◆ Your instructions
Look through the records below, and copy out every line that holds the string "subtitle".
■ ■ ■ ■ ■ ■ ■
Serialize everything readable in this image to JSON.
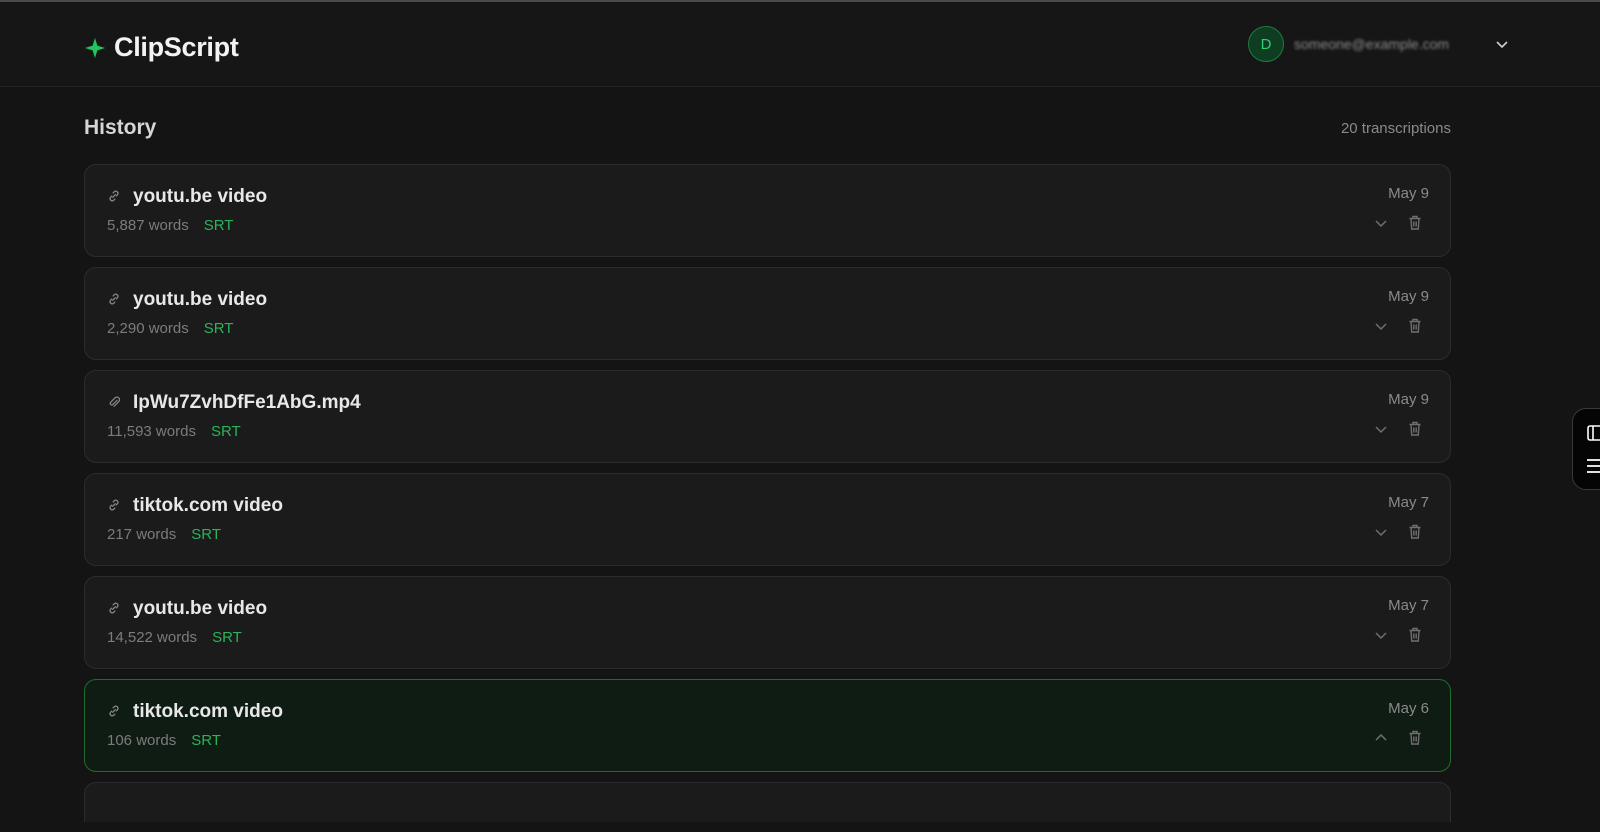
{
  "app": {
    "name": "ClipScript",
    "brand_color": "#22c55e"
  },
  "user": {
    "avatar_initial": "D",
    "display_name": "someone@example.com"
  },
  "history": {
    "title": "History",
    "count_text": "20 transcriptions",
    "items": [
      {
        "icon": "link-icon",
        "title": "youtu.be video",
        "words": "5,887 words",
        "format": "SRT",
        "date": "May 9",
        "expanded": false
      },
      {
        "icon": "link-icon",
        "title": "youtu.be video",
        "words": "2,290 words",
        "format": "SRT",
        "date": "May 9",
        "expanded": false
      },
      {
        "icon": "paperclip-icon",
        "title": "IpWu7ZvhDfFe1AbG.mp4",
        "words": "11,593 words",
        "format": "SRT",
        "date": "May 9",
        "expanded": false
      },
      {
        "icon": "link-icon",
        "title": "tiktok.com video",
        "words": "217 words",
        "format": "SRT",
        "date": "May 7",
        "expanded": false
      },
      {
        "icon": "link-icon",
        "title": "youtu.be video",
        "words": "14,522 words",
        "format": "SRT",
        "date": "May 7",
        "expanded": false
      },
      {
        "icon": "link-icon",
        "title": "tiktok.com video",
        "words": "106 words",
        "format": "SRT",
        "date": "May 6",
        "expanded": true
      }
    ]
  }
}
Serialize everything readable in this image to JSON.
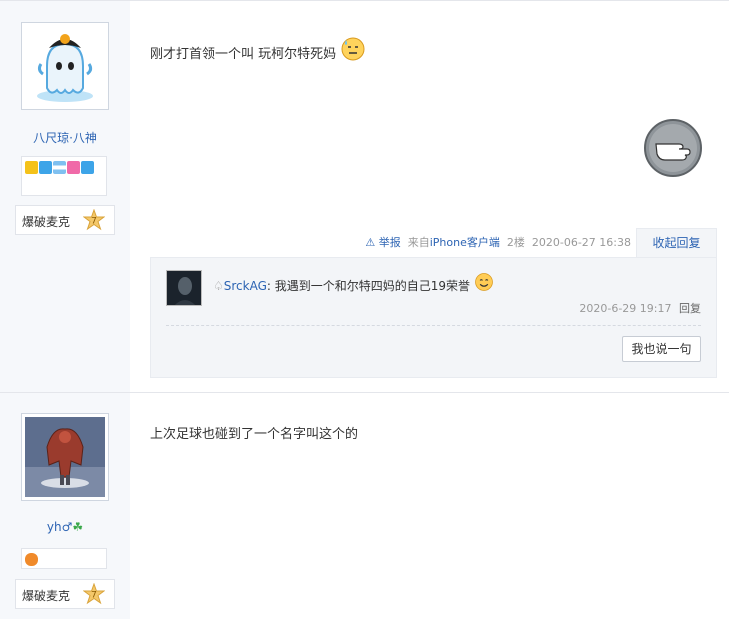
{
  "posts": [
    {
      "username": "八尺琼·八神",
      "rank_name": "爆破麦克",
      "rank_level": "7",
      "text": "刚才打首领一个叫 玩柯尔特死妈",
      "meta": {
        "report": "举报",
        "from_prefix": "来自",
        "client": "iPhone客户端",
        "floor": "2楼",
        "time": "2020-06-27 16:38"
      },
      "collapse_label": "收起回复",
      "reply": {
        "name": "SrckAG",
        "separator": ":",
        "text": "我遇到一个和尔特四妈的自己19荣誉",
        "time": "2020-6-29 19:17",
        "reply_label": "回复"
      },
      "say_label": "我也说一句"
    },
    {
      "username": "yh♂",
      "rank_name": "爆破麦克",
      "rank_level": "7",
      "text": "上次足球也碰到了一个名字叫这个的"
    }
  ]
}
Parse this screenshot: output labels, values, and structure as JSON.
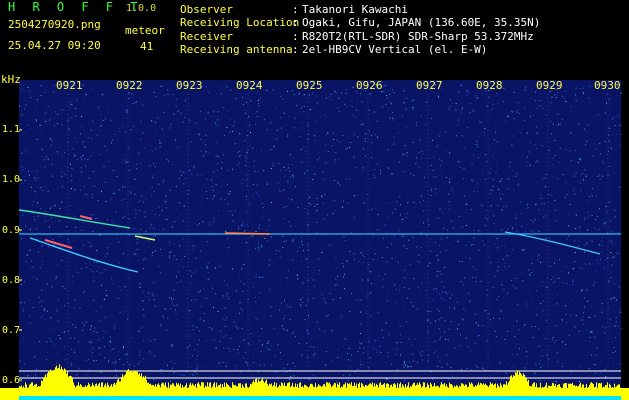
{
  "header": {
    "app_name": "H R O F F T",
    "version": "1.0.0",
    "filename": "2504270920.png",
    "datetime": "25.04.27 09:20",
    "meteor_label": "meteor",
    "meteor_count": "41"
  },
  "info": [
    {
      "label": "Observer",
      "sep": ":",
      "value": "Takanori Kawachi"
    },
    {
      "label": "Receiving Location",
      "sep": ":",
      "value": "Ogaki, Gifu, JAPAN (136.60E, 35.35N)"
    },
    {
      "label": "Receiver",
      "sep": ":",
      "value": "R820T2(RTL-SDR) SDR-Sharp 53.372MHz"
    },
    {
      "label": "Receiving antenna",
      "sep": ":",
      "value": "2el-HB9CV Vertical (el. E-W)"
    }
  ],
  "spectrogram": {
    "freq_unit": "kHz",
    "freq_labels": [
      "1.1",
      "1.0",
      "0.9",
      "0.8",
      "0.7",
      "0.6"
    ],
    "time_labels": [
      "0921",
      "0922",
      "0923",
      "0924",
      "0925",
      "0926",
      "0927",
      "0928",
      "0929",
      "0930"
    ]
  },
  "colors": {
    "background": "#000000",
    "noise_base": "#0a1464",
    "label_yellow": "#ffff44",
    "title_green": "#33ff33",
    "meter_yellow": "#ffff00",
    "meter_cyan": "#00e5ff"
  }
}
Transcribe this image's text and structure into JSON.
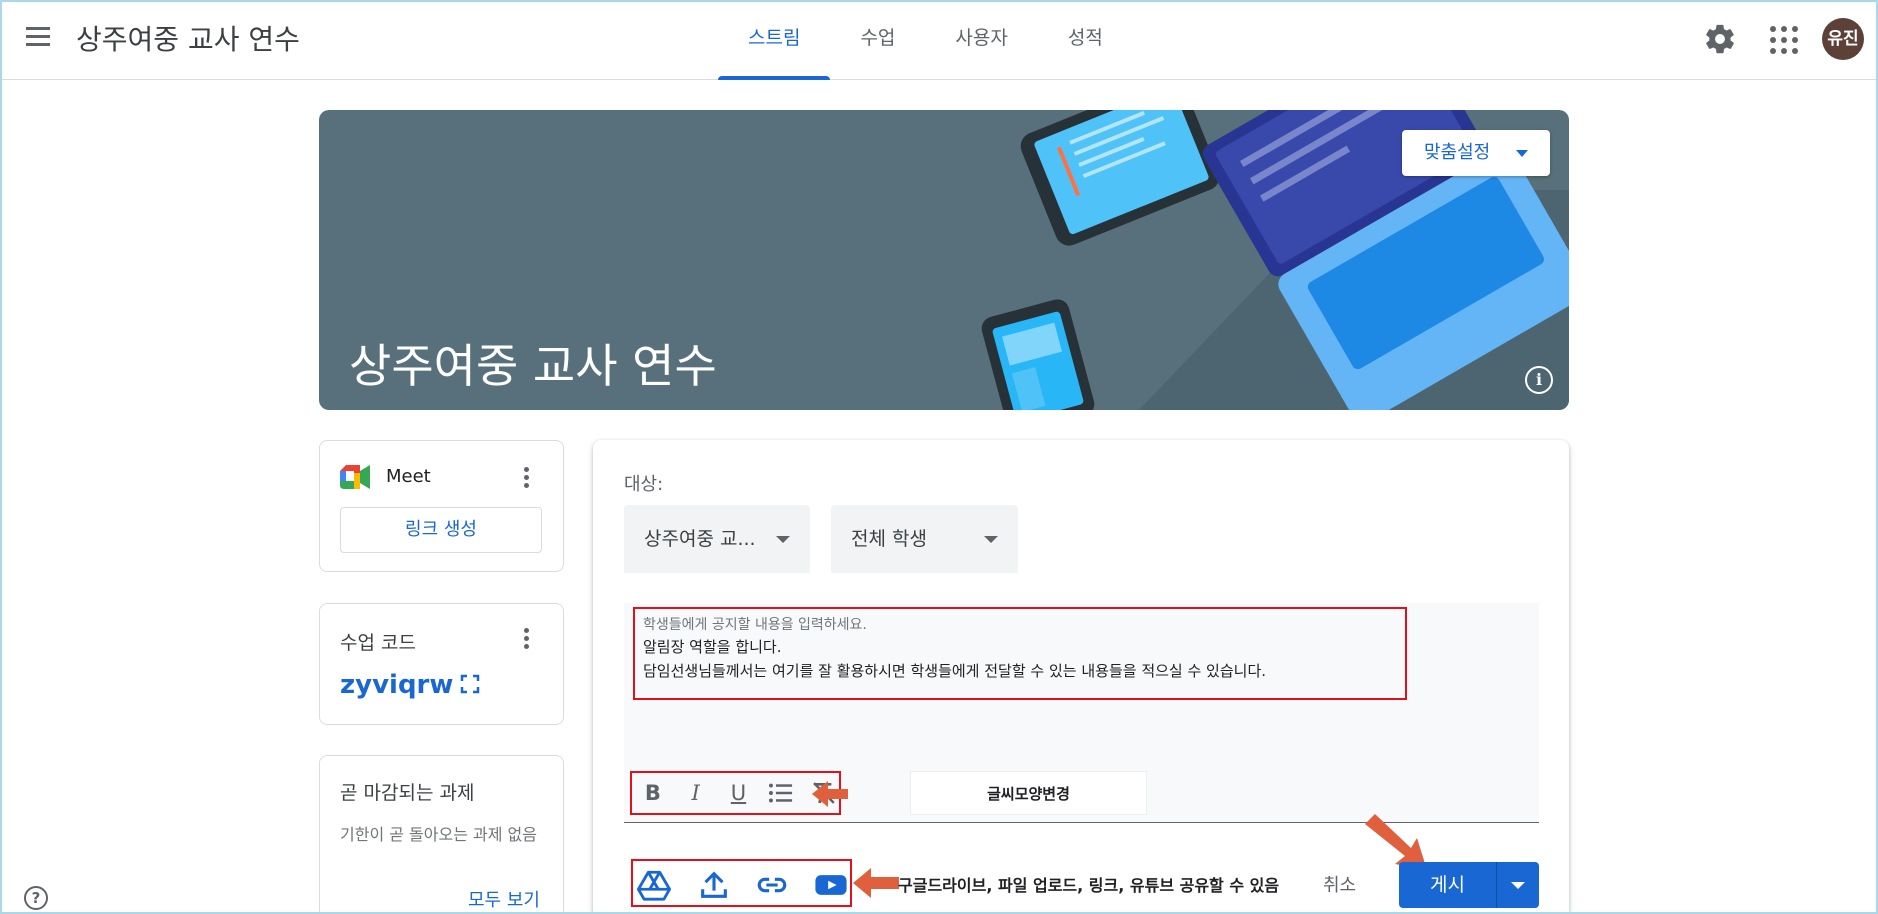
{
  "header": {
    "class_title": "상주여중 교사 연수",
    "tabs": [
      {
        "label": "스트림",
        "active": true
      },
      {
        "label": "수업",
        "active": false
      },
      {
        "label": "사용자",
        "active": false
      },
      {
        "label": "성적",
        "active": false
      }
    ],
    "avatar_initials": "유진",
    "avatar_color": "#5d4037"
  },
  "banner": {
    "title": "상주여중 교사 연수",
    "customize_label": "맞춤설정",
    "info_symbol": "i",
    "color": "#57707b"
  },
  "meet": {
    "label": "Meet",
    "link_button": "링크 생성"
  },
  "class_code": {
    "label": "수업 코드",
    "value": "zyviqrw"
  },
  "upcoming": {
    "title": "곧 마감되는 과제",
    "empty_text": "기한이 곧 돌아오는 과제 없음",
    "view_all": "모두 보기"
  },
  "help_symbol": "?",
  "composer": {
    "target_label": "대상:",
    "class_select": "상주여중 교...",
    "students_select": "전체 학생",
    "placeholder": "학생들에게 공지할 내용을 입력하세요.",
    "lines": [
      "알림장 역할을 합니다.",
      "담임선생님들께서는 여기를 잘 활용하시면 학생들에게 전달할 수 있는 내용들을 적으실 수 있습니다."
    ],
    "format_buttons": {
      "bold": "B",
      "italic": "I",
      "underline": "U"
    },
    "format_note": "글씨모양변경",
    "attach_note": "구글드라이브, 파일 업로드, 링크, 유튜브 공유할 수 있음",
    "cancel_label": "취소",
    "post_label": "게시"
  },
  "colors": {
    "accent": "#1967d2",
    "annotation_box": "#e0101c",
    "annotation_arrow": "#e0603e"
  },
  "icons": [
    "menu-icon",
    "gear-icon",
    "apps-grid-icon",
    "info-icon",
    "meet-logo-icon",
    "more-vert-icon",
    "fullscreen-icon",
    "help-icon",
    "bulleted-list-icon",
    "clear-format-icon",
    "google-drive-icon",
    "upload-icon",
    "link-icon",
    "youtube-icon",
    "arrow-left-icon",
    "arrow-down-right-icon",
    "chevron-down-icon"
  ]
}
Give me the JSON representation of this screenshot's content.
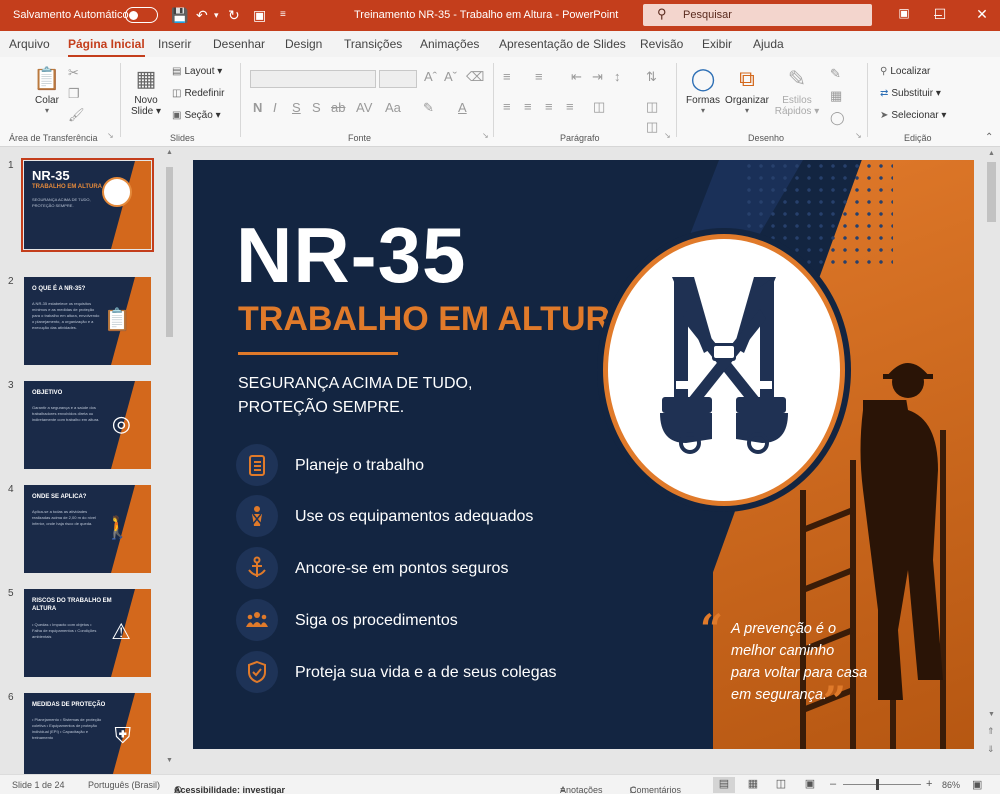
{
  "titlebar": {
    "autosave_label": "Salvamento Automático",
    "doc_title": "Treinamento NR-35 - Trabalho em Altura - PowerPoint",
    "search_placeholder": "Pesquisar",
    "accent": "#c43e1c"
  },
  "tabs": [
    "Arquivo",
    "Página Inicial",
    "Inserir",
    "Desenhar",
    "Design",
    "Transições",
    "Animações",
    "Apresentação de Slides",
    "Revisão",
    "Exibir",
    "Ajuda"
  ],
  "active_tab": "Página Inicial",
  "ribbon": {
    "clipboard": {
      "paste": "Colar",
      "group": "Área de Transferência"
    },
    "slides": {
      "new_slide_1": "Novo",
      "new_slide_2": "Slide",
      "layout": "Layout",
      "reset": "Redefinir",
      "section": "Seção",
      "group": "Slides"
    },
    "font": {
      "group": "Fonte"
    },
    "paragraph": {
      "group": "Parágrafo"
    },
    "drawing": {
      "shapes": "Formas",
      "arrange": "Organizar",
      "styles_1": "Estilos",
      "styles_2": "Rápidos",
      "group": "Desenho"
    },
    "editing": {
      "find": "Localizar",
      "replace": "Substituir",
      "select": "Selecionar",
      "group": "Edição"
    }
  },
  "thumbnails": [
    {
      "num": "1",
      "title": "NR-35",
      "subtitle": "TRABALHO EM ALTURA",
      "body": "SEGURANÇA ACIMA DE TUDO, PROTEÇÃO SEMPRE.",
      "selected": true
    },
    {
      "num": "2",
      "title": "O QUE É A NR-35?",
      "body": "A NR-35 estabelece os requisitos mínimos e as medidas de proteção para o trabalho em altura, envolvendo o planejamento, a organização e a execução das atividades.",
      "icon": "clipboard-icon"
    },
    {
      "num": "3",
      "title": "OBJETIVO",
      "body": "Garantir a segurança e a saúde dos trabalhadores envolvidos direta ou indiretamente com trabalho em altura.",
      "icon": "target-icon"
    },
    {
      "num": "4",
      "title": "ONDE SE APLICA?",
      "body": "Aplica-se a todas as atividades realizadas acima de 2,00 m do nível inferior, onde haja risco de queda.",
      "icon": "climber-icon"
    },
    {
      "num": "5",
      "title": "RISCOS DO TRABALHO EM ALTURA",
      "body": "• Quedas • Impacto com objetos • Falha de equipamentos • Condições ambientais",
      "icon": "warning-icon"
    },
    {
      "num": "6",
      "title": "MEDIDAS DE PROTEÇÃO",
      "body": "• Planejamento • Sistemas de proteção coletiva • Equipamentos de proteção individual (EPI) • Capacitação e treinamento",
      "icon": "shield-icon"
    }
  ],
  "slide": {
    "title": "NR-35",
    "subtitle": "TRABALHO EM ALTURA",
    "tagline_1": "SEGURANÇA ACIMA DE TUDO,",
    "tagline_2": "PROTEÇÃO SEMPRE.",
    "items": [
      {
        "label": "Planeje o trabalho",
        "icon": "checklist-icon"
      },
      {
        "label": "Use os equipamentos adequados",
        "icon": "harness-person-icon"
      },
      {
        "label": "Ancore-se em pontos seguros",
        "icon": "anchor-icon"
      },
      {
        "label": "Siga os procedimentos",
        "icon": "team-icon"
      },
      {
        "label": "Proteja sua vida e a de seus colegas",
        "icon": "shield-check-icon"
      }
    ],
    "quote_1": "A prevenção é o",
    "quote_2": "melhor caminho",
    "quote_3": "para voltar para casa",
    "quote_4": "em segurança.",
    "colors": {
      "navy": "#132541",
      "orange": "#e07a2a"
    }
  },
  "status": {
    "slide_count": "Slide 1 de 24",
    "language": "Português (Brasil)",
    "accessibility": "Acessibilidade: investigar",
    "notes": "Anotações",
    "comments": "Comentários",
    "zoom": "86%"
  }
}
■ ■ ■ ■ ■ ■ ■
◆ Exercise solution
      "subtitle": "TRABALHO EM ALTURA",
    "subtitle": "TRABALHO EM ALTURA",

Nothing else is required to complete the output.